**WHAT NEEDS TO BE DONE:** Omit all pictures. Copy the rest of the material exactly.

**DATA SUPPLIED:**
☆ ☆ ☆

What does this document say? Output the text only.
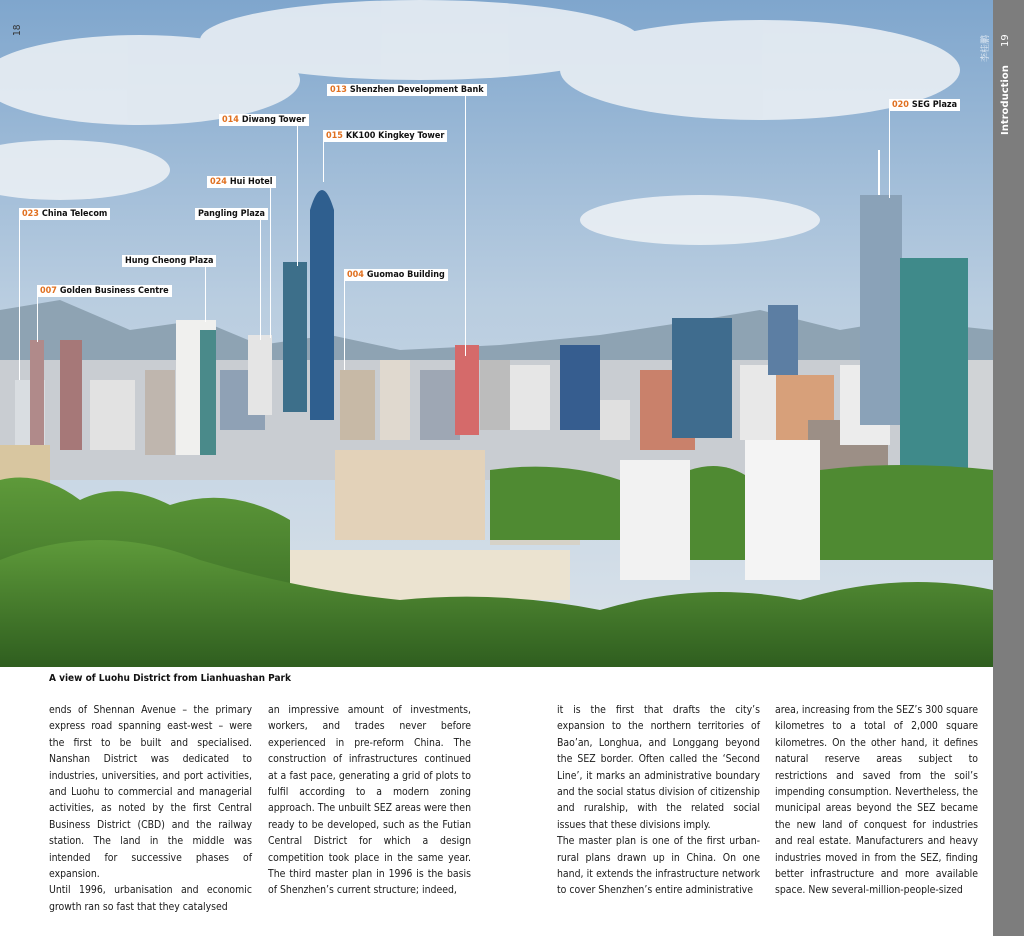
013 Shenzhen Development Bank
014 Diwang Tower
015 KK100 Kingkey Tower
020 SEG Plaza
024 Hui Hotel
Pangling Plaza
023 China Telecom
Hung Cheong Plaza
004 Guomao Building
007 Golden Business Centre
18
19
Introduction
李桂鹏
A view of Luohu District from Lianhuashan Park

ends of Shennan Avenue – the primary express road spanning east-west – were the first to be built and specialised. Nanshan District was dedicated to industries, universities, and port activities, and Luohu to commercial and managerial activities, as noted by the first Central Business District (CBD) and the railway station. The land in the middle was intended for successive phases of expansion.

Until 1996, urbanisation and economic growth ran so fast that they catalysed

an impressive amount of investments, workers, and trades never before experienced in pre-reform China. The construction of infrastructures continued at a fast pace, generating a grid of plots to fulfil according to a modern zoning approach. The unbuilt SEZ areas were then ready to be developed, such as the Futian Central District for which a design competition took place in the same year. The third master plan in 1996 is the basis of Shenzhen’s current structure; indeed,

it is the first that drafts the city’s expansion to the northern territories of Bao’an, Longhua, and Longgang beyond the SEZ border. Often called the ‘Second Line’, it marks an administrative boundary and the social status division of citizenship and ruralship, with the related social issues that these divisions imply.

The master plan is one of the first urban-rural plans drawn up in China. On one hand, it extends the infrastructure network to cover Shenzhen’s entire administrative

area, increasing from the SEZ’s 300 square kilometres to a total of 2,000 square kilometres. On the other hand, it defines natural reserve areas subject to restrictions and saved from the soil’s impending consumption. Nevertheless, the municipal areas beyond the SEZ became the new land of conquest for industries and real estate. Manufacturers and heavy industries moved in from the SEZ, finding better infrastructure and more available space. New several-million-people-sized
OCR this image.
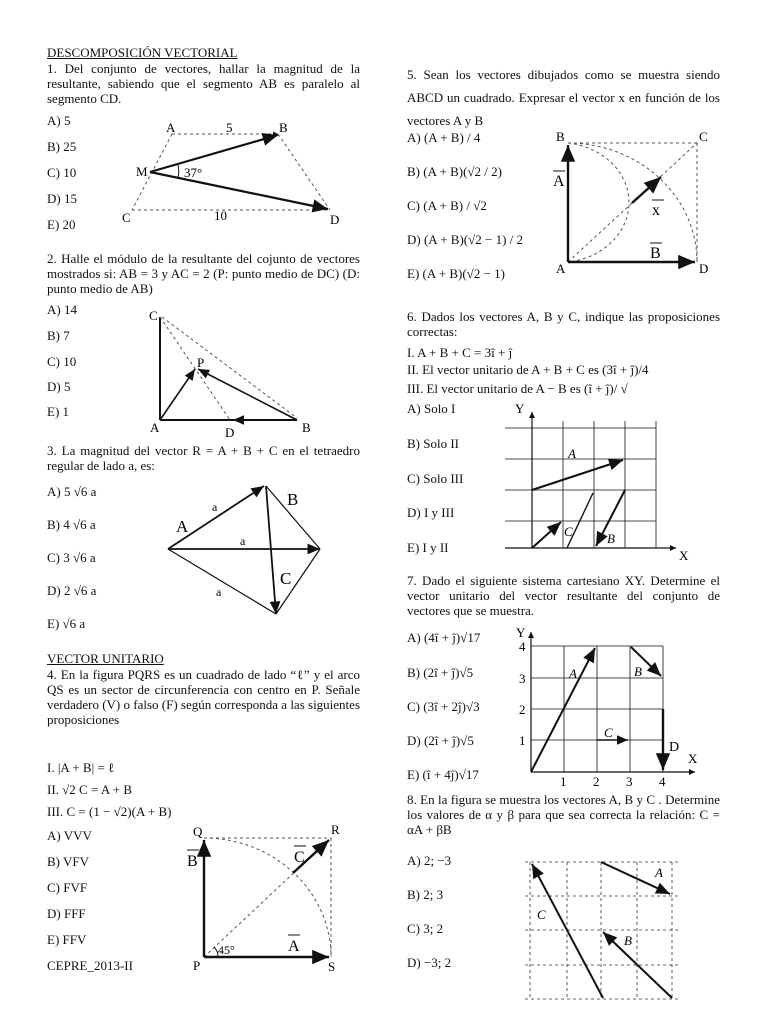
DESCOMPOSICIÓN VECTORIAL
1. Del conjunto de vectores, hallar la magnitud de la resultante, sabiendo que el segmento AB es paralelo al segmento CD.
A) 5
B) 25
C) 10
D) 15
E) 20
A	5	B
M	37°
C	10	D
2. Halle el módulo de la resultante del cojunto de vectores mostrados si: AB = 3 y AC = 2 (P: punto medio de DC) (D: punto medio de AB)
A) 14
B) 7
C) 10
D) 5
E) 1
C
P
A	D	B
3. La magnitud del vector R = A + B + C en el tetraedro regular de lado a, es:
A) 5 √6 a
B) 4 √6 a
C) 3 √6 a
D) 2 √6 a
E) √6 a
A
B
C
a
a
a
VECTOR UNITARIO
4. En la figura PQRS es un cuadrado de lado “ℓ” y el arco QS es un sector de circunferencia con centro en P. Señale verdadero (V) o falso (F) según corresponda a las siguientes proposiciones
I. |A + B| = ℓ
II. √2 C = A + B
III. C = (1 − √2)(A + B)
A) VVV
B) VFV
C) FVF
D) FFF
E) FFV
CEPRE_2013-II
Q	R
P	S
B	C
A
45°
5. Sean los vectores dibujados como se muestra siendo ABCD un cuadrado. Expresar el vector x en función de los vectores A y B
A) (A + B) / 4
B) (A + B)(√2 / 2)
C) (A + B) / √2
D) (A + B)(√2 − 1) / 2
E) (A + B)(√2 − 1)
B	C
A	D
A
B
x
6. Dados los vectores A, B y C, indique las proposiciones correctas:
I. A + B + C = 3î + ĵ
II. El vector unitario de A + B + C es (3î + ĵ)/4
III. El vector unitario de A − B es (î + ĵ)/ √
A) Solo I
B) Solo II
C) Solo III
D) I y III
E) I y II
Y
X
A
C	B
7. Dado el siguiente sistema cartesiano XY. Determine el vector unitario del vector resultante del conjunto de vectores que se muestra.
A) (4î + ĵ)√17
B) (2î + ĵ)√5
C) (3î + 2ĵ)√3
D) (2î + ĵ)√5
E) (î + 4ĵ)√17
Y
X
4
3
2
1
1 2 3 4
A	B
C
D
8. En la figura se muestra los vectores A, B y C . Determine los valores de α y β para que sea correcta la relación: C = αA + βB
A) 2; −3
B) 2; 3
C) 3; 2
D) −3; 2
A
C
B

☆ ☆ ☆

**THE OUTPUT:**
What does this document say? Output the text only.
013 Shenzhen Development Bank
014 Diwang Tower
015 KK100 Kingkey Tower
020 SEG Plaza
024 Hui Hotel
Pangling Plaza
023 China Telecom
Hung Cheong Plaza
004 Guomao Building
007 Golden Business Centre
18
19
Introduction
李桂鹏
A view of Luohu District from Lianhuashan Park

ends of Shennan Avenue – the primary express road spanning east-west – were the first to be built and specialised. Nanshan District was dedicated to industries, universities, and port activities, and Luohu to commercial and managerial activities, as noted by the first Central Business District (CBD) and the railway station. The land in the middle was intended for successive phases of expansion.

Until 1996, urbanisation and economic growth ran so fast that they catalysed

an impressive amount of investments, workers, and trades never before experienced in pre-reform China. The construction of infrastructures continued at a fast pace, generating a grid of plots to fulfil according to a modern zoning approach. The unbuilt SEZ areas were then ready to be developed, such as the Futian Central District for which a design competition took place in the same year. The third master plan in 1996 is the basis of Shenzhen’s current structure; indeed,

it is the first that drafts the city’s expansion to the northern territories of Bao’an, Longhua, and Longgang beyond the SEZ border. Often called the ‘Second Line’, it marks an administrative boundary and the social status division of citizenship and ruralship, with the related social issues that these divisions imply.

The master plan is one of the first urban-rural plans drawn up in China. On one hand, it extends the infrastructure network to cover Shenzhen’s entire administrative

area, increasing from the SEZ’s 300 square kilometres to a total of 2,000 square kilometres. On the other hand, it defines natural reserve areas subject to restrictions and saved from the soil’s impending consumption. Nevertheless, the municipal areas beyond the SEZ became the new land of conquest for industries and real estate. Manufacturers and heavy industries moved in from the SEZ, finding better infrastructure and more available space. New several-million-people-sized
OCR this image.
DESCOMPOSICIÓN VECTORIAL
1. Del conjunto de vectores, hallar la magnitud de la resultante, sabiendo que el segmento AB es paralelo al segmento CD.
A) 5
B) 25
C) 10
D) 15
E) 20
A	5	B
M	37°
C	10	D
2. Halle el módulo de la resultante del cojunto de vectores mostrados si: AB = 3 y AC = 2 (P: punto medio de DC) (D: punto medio de AB)
A) 14
B) 7
C) 10
D) 5
E) 1
C
P
A	D	B
3. La magnitud del vector R = A + B + C en el tetraedro regular de lado a, es:
A) 5 √6 a
B) 4 √6 a
C) 3 √6 a
D) 2 √6 a
E) √6 a
A
B
C
a
a
a
VECTOR UNITARIO
4. En la figura PQRS es un cuadrado de lado “ℓ” y el arco QS es un sector de circunferencia con centro en P. Señale verdadero (V) o falso (F) según corresponda a las siguientes proposiciones
I. |A + B| = ℓ
II. √2 C = A + B
III. C = (1 − √2)(A + B)
A) VVV
B) VFV
C) FVF
D) FFF
E) FFV
CEPRE_2013-II
Q	R
P	S
B	C
A
45°
5. Sean los vectores dibujados como se muestra siendo ABCD un cuadrado. Expresar el vector x en función de los vectores A y B
A) (A + B) / 4
B) (A + B)(√2 / 2)
C) (A + B) / √2
D) (A + B)(√2 − 1) / 2
E) (A + B)(√2 − 1)
B	C
A	D
A
B
x
6. Dados los vectores A, B y C, indique las proposiciones correctas:
I. A + B + C = 3î + ĵ
II. El vector unitario de A + B + C es (3î + ĵ)/4
III. El vector unitario de A − B es (î + ĵ)/ √
A) Solo I
B) Solo II
C) Solo III
D) I y III
E) I y II
Y
X
A
C	B
7. Dado el siguiente sistema cartesiano XY. Determine el vector unitario del vector resultante del conjunto de vectores que se muestra.
A) (4î + ĵ)√17
B) (2î + ĵ)√5
C) (3î + 2ĵ)√3
D) (2î + ĵ)√5
E) (î + 4ĵ)√17
Y
X
4
3
2
1
1 2 3 4
A	B
C
D
8. En la figura se muestra los vectores A, B y C . Determine los valores de α y β para que sea correcta la relación: C = αA + βB
A) 2; −3
B) 2; 3
C) 3; 2
D) −3; 2
A
C
B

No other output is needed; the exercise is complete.